**** Data in this exercise

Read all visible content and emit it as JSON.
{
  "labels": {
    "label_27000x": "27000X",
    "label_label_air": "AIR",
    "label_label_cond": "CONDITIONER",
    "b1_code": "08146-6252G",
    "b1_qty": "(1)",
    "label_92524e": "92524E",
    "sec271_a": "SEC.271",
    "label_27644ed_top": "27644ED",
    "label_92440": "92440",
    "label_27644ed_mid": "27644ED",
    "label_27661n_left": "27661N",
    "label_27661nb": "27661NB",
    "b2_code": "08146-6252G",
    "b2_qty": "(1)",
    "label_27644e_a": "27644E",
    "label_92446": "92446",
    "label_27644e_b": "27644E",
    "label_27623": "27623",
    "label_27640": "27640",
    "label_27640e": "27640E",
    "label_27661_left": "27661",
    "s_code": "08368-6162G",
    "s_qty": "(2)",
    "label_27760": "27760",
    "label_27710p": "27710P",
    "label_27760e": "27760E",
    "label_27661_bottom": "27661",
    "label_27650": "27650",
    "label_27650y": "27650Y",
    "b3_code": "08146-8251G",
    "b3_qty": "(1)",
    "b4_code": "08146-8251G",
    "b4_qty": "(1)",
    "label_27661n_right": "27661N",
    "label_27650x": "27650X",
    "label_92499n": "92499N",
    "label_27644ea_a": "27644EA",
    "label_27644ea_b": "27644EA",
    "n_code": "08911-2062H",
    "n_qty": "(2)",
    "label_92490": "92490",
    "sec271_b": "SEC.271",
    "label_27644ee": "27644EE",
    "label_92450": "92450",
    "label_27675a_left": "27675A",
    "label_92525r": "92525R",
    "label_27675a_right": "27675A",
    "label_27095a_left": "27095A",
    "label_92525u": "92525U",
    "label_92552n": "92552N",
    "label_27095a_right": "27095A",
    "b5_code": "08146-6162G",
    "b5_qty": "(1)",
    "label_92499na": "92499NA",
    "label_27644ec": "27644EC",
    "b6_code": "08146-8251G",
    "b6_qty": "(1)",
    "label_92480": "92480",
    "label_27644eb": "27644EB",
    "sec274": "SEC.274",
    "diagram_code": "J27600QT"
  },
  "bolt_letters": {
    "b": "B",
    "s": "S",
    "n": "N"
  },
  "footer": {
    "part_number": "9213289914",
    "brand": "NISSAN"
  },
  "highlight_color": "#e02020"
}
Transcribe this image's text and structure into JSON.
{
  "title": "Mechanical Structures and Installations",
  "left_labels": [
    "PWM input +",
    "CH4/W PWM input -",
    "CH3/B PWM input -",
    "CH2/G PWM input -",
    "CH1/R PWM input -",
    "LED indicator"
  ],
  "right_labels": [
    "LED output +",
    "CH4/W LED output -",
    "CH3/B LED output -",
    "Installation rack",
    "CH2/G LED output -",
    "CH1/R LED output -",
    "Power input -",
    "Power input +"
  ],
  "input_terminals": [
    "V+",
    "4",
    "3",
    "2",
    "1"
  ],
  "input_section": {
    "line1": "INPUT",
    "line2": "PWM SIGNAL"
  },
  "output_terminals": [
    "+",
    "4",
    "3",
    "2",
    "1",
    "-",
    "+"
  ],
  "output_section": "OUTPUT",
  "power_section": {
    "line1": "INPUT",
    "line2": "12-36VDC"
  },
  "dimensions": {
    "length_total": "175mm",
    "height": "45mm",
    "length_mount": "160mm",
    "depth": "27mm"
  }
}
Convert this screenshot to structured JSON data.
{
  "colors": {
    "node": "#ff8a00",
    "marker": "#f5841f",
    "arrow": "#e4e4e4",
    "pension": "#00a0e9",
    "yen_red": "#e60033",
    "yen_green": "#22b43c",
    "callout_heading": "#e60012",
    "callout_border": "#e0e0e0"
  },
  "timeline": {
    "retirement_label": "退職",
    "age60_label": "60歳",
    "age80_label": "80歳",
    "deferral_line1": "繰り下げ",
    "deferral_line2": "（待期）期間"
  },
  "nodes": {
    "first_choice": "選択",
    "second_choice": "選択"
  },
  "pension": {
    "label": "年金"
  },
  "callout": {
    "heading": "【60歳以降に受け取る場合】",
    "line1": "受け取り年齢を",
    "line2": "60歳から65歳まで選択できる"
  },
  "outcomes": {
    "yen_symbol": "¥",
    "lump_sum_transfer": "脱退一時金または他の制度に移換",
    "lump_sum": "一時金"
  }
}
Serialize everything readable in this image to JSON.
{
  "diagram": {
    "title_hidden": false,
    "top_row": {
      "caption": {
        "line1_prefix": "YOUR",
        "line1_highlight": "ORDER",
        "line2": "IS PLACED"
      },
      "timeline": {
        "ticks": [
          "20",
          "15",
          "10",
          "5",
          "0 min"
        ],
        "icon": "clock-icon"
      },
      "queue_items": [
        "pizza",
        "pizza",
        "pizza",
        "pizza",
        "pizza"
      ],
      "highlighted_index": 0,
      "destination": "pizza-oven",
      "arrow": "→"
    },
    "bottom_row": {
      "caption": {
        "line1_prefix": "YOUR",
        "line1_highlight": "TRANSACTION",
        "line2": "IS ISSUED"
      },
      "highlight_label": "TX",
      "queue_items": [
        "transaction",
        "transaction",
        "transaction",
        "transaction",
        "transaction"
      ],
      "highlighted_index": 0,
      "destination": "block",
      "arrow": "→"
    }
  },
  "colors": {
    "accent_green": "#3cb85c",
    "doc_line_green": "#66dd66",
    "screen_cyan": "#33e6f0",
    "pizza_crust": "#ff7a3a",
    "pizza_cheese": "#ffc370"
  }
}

********

Each line of the material should be duplicated exactly, please.

Read all visible content and emit it as JSON.
{
  "labels": {
    "label_27000x": "27000X",
    "label_label_air": "AIR",
    "label_label_cond": "CONDITIONER",
    "b1_code": "08146-6252G",
    "b1_qty": "(1)",
    "label_92524e": "92524E",
    "sec271_a": "SEC.271",
    "label_27644ed_top": "27644ED",
    "label_92440": "92440",
    "label_27644ed_mid": "27644ED",
    "label_27661n_left": "27661N",
    "label_27661nb": "27661NB",
    "b2_code": "08146-6252G",
    "b2_qty": "(1)",
    "label_27644e_a": "27644E",
    "label_92446": "92446",
    "label_27644e_b": "27644E",
    "label_27623": "27623",
    "label_27640": "27640",
    "label_27640e": "27640E",
    "label_27661_left": "27661",
    "s_code": "08368-6162G",
    "s_qty": "(2)",
    "label_27760": "27760",
    "label_27710p": "27710P",
    "label_27760e": "27760E",
    "label_27661_bottom": "27661",
    "label_27650": "27650",
    "label_27650y": "27650Y",
    "b3_code": "08146-8251G",
    "b3_qty": "(1)",
    "b4_code": "08146-8251G",
    "b4_qty": "(1)",
    "label_27661n_right": "27661N",
    "label_27650x": "27650X",
    "label_92499n": "92499N",
    "label_27644ea_a": "27644EA",
    "label_27644ea_b": "27644EA",
    "n_code": "08911-2062H",
    "n_qty": "(2)",
    "label_92490": "92490",
    "sec271_b": "SEC.271",
    "label_27644ee": "27644EE",
    "label_92450": "92450",
    "label_27675a_left": "27675A",
    "label_92525r": "92525R",
    "label_27675a_right": "27675A",
    "label_27095a_left": "27095A",
    "label_92525u": "92525U",
    "label_92552n": "92552N",
    "label_27095a_right": "27095A",
    "b5_code": "08146-6162G",
    "b5_qty": "(1)",
    "label_92499na": "92499NA",
    "label_27644ec": "27644EC",
    "b6_code": "08146-8251G",
    "b6_qty": "(1)",
    "label_92480": "92480",
    "label_27644eb": "27644EB",
    "sec274": "SEC.274",
    "diagram_code": "J27600QT"
  },
  "bolt_letters": {
    "b": "B",
    "s": "S",
    "n": "N"
  },
  "footer": {
    "part_number": "9213289914",
    "brand": "NISSAN"
  },
  "highlight_color": "#e02020"
}
Transcribe this image's text and structure into JSON.
{
  "title": "Mechanical Structures and Installations",
  "left_labels": [
    "PWM input +",
    "CH4/W PWM input -",
    "CH3/B PWM input -",
    "CH2/G PWM input -",
    "CH1/R PWM input -",
    "LED indicator"
  ],
  "right_labels": [
    "LED output +",
    "CH4/W LED output -",
    "CH3/B LED output -",
    "Installation rack",
    "CH2/G LED output -",
    "CH1/R LED output -",
    "Power input -",
    "Power input +"
  ],
  "input_terminals": [
    "V+",
    "4",
    "3",
    "2",
    "1"
  ],
  "input_section": {
    "line1": "INPUT",
    "line2": "PWM SIGNAL"
  },
  "output_terminals": [
    "+",
    "4",
    "3",
    "2",
    "1",
    "-",
    "+"
  ],
  "output_section": "OUTPUT",
  "power_section": {
    "line1": "INPUT",
    "line2": "12-36VDC"
  },
  "dimensions": {
    "length_total": "175mm",
    "height": "45mm",
    "length_mount": "160mm",
    "depth": "27mm"
  }
}
Convert this screenshot to structured JSON data.
{
  "colors": {
    "node": "#ff8a00",
    "marker": "#f5841f",
    "arrow": "#e4e4e4",
    "pension": "#00a0e9",
    "yen_red": "#e60033",
    "yen_green": "#22b43c",
    "callout_heading": "#e60012",
    "callout_border": "#e0e0e0"
  },
  "timeline": {
    "retirement_label": "退職",
    "age60_label": "60歳",
    "age80_label": "80歳",
    "deferral_line1": "繰り下げ",
    "deferral_line2": "（待期）期間"
  },
  "nodes": {
    "first_choice": "選択",
    "second_choice": "選択"
  },
  "pension": {
    "label": "年金"
  },
  "callout": {
    "heading": "【60歳以降に受け取る場合】",
    "line1": "受け取り年齢を",
    "line2": "60歳から65歳まで選択できる"
  },
  "outcomes": {
    "yen_symbol": "¥",
    "lump_sum_transfer": "脱退一時金または他の制度に移換",
    "lump_sum": "一時金"
  }
}
Serialize everything readable in this image to JSON.
{
  "diagram": {
    "title_hidden": false,
    "top_row": {
      "caption": {
        "line1_prefix": "YOUR",
        "line1_highlight": "ORDER",
        "line2": "IS PLACED"
      },
      "timeline": {
        "ticks": [
          "20",
          "15",
          "10",
          "5",
          "0 min"
        ],
        "icon": "clock-icon"
      },
      "queue_items": [
        "pizza",
        "pizza",
        "pizza",
        "pizza",
        "pizza"
      ],
      "highlighted_index": 0,
      "destination": "pizza-oven",
      "arrow": "→"
    },
    "bottom_row": {
      "caption": {
        "line1_prefix": "YOUR",
        "line1_highlight": "TRANSACTION",
        "line2": "IS ISSUED"
      },
      "highlight_label": "TX",
      "queue_items": [
        "transaction",
        "transaction",
        "transaction",
        "transaction",
        "transaction"
      ],
      "highlighted_index": 0,
      "destination": "block",
      "arrow": "→"
    }
  },
  "colors": {
    "accent_green": "#3cb85c",
    "doc_line_green": "#66dd66",
    "screen_cyan": "#33e6f0",
    "pizza_crust": "#ff7a3a",
    "pizza_cheese": "#ffc370"
  }
}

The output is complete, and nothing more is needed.